» **EXERCISE**: Copy out all of the data below with no alterations.

--- ENTRIES PROVIDED ---

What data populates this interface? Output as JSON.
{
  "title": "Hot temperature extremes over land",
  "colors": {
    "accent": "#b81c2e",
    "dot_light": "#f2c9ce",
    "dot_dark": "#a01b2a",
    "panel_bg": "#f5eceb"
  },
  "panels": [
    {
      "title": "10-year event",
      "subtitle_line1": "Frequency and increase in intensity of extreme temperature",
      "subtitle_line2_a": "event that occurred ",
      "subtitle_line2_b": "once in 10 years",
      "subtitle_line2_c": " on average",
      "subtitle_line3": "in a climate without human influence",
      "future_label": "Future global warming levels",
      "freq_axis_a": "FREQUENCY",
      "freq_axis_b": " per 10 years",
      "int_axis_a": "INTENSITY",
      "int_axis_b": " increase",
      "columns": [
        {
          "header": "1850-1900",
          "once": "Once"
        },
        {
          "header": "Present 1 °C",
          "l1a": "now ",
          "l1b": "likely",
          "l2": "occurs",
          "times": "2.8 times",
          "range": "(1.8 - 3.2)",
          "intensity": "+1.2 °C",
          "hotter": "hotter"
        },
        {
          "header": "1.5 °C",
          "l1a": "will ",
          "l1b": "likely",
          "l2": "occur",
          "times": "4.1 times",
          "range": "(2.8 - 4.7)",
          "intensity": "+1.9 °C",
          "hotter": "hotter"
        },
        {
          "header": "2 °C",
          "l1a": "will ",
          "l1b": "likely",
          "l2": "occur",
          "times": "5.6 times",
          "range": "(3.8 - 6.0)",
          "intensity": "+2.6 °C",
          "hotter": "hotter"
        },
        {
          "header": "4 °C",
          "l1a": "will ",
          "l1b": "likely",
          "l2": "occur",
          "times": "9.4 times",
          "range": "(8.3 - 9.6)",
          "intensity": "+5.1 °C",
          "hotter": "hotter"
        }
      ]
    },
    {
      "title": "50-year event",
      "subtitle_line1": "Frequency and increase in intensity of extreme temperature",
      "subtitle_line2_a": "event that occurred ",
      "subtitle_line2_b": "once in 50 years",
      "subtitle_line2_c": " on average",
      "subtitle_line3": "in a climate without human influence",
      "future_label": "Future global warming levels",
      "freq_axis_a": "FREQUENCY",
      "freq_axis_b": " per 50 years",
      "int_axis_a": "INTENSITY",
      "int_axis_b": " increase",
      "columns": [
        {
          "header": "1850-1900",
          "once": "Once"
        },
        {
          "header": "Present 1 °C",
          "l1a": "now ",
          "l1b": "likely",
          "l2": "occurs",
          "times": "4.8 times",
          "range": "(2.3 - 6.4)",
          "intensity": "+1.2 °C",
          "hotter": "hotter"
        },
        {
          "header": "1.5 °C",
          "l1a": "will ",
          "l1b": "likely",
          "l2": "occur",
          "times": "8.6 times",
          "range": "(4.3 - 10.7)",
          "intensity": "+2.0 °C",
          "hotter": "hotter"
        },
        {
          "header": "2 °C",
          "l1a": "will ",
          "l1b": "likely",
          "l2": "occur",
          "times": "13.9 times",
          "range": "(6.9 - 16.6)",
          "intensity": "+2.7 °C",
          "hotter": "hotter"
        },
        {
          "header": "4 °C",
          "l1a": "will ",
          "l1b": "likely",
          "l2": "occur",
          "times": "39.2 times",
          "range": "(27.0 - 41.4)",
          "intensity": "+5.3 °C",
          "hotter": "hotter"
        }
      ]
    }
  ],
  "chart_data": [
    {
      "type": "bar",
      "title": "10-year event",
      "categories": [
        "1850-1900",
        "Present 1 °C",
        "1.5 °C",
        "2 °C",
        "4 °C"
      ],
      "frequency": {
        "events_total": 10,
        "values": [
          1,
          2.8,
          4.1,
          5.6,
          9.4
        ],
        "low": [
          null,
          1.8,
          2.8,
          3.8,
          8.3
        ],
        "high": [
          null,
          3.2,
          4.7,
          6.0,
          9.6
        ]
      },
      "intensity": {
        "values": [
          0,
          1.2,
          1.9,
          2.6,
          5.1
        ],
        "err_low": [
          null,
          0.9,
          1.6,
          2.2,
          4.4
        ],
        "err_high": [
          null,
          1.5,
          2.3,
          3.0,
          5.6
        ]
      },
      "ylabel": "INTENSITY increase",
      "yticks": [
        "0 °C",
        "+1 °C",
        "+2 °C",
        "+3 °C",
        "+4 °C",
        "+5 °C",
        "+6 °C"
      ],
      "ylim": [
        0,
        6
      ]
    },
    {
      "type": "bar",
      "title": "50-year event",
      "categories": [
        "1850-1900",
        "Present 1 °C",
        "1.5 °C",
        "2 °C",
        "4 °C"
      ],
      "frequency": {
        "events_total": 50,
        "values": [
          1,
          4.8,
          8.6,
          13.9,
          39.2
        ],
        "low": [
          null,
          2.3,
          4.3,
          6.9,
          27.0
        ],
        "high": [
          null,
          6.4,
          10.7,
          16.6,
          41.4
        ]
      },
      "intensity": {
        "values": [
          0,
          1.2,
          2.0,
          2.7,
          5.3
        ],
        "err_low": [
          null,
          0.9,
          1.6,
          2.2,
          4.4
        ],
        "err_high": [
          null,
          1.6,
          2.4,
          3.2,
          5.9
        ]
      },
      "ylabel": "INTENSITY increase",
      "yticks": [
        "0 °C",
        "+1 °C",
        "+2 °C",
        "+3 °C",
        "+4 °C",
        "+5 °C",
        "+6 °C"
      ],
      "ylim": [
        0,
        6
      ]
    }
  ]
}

---

» **RESPONSE**:
What data populates this interface? Output as JSON.
{
  "title": "Hot temperature extremes over land",
  "colors": {
    "accent": "#b81c2e",
    "dot_light": "#f2c9ce",
    "dot_dark": "#a01b2a",
    "panel_bg": "#f5eceb"
  },
  "panels": [
    {
      "title": "10-year event",
      "subtitle_line1": "Frequency and increase in intensity of extreme temperature",
      "subtitle_line2_a": "event that occurred ",
      "subtitle_line2_b": "once in 10 years",
      "subtitle_line2_c": " on average",
      "subtitle_line3": "in a climate without human influence",
      "future_label": "Future global warming levels",
      "freq_axis_a": "FREQUENCY",
      "freq_axis_b": " per 10 years",
      "int_axis_a": "INTENSITY",
      "int_axis_b": " increase",
      "columns": [
        {
          "header": "1850-1900",
          "once": "Once"
        },
        {
          "header": "Present 1 °C",
          "l1a": "now ",
          "l1b": "likely",
          "l2": "occurs",
          "times": "2.8 times",
          "range": "(1.8 - 3.2)",
          "intensity": "+1.2 °C",
          "hotter": "hotter"
        },
        {
          "header": "1.5 °C",
          "l1a": "will ",
          "l1b": "likely",
          "l2": "occur",
          "times": "4.1 times",
          "range": "(2.8 - 4.7)",
          "intensity": "+1.9 °C",
          "hotter": "hotter"
        },
        {
          "header": "2 °C",
          "l1a": "will ",
          "l1b": "likely",
          "l2": "occur",
          "times": "5.6 times",
          "range": "(3.8 - 6.0)",
          "intensity": "+2.6 °C",
          "hotter": "hotter"
        },
        {
          "header": "4 °C",
          "l1a": "will ",
          "l1b": "likely",
          "l2": "occur",
          "times": "9.4 times",
          "range": "(8.3 - 9.6)",
          "intensity": "+5.1 °C",
          "hotter": "hotter"
        }
      ]
    },
    {
      "title": "50-year event",
      "subtitle_line1": "Frequency and increase in intensity of extreme temperature",
      "subtitle_line2_a": "event that occurred ",
      "subtitle_line2_b": "once in 50 years",
      "subtitle_line2_c": " on average",
      "subtitle_line3": "in a climate without human influence",
      "future_label": "Future global warming levels",
      "freq_axis_a": "FREQUENCY",
      "freq_axis_b": " per 50 years",
      "int_axis_a": "INTENSITY",
      "int_axis_b": " increase",
      "columns": [
        {
          "header": "1850-1900",
          "once": "Once"
        },
        {
          "header": "Present 1 °C",
          "l1a": "now ",
          "l1b": "likely",
          "l2": "occurs",
          "times": "4.8 times",
          "range": "(2.3 - 6.4)",
          "intensity": "+1.2 °C",
          "hotter": "hotter"
        },
        {
          "header": "1.5 °C",
          "l1a": "will ",
          "l1b": "likely",
          "l2": "occur",
          "times": "8.6 times",
          "range": "(4.3 - 10.7)",
          "intensity": "+2.0 °C",
          "hotter": "hotter"
        },
        {
          "header": "2 °C",
          "l1a": "will ",
          "l1b": "likely",
          "l2": "occur",
          "times": "13.9 times",
          "range": "(6.9 - 16.6)",
          "intensity": "+2.7 °C",
          "hotter": "hotter"
        },
        {
          "header": "4 °C",
          "l1a": "will ",
          "l1b": "likely",
          "l2": "occur",
          "times": "39.2 times",
          "range": "(27.0 - 41.4)",
          "intensity": "+5.3 °C",
          "hotter": "hotter"
        }
      ]
    }
  ],
  "chart_data": [
    {
      "type": "bar",
      "title": "10-year event",
      "categories": [
        "1850-1900",
        "Present 1 °C",
        "1.5 °C",
        "2 °C",
        "4 °C"
      ],
      "frequency": {
        "events_total": 10,
        "values": [
          1,
          2.8,
          4.1,
          5.6,
          9.4
        ],
        "low": [
          null,
          1.8,
          2.8,
          3.8,
          8.3
        ],
        "high": [
          null,
          3.2,
          4.7,
          6.0,
          9.6
        ]
      },
      "intensity": {
        "values": [
          0,
          1.2,
          1.9,
          2.6,
          5.1
        ],
        "err_low": [
          null,
          0.9,
          1.6,
          2.2,
          4.4
        ],
        "err_high": [
          null,
          1.5,
          2.3,
          3.0,
          5.6
        ]
      },
      "ylabel": "INTENSITY increase",
      "yticks": [
        "0 °C",
        "+1 °C",
        "+2 °C",
        "+3 °C",
        "+4 °C",
        "+5 °C",
        "+6 °C"
      ],
      "ylim": [
        0,
        6
      ]
    },
    {
      "type": "bar",
      "title": "50-year event",
      "categories": [
        "1850-1900",
        "Present 1 °C",
        "1.5 °C",
        "2 °C",
        "4 °C"
      ],
      "frequency": {
        "events_total": 50,
        "values": [
          1,
          4.8,
          8.6,
          13.9,
          39.2
        ],
        "low": [
          null,
          2.3,
          4.3,
          6.9,
          27.0
        ],
        "high": [
          null,
          6.4,
          10.7,
          16.6,
          41.4
        ]
      },
      "intensity": {
        "values": [
          0,
          1.2,
          2.0,
          2.7,
          5.3
        ],
        "err_low": [
          null,
          0.9,
          1.6,
          2.2,
          4.4
        ],
        "err_high": [
          null,
          1.6,
          2.4,
          3.2,
          5.9
        ]
      },
      "ylabel": "INTENSITY increase",
      "yticks": [
        "0 °C",
        "+1 °C",
        "+2 °C",
        "+3 °C",
        "+4 °C",
        "+5 °C",
        "+6 °C"
      ],
      "ylim": [
        0,
        6
      ]
    }
  ]
}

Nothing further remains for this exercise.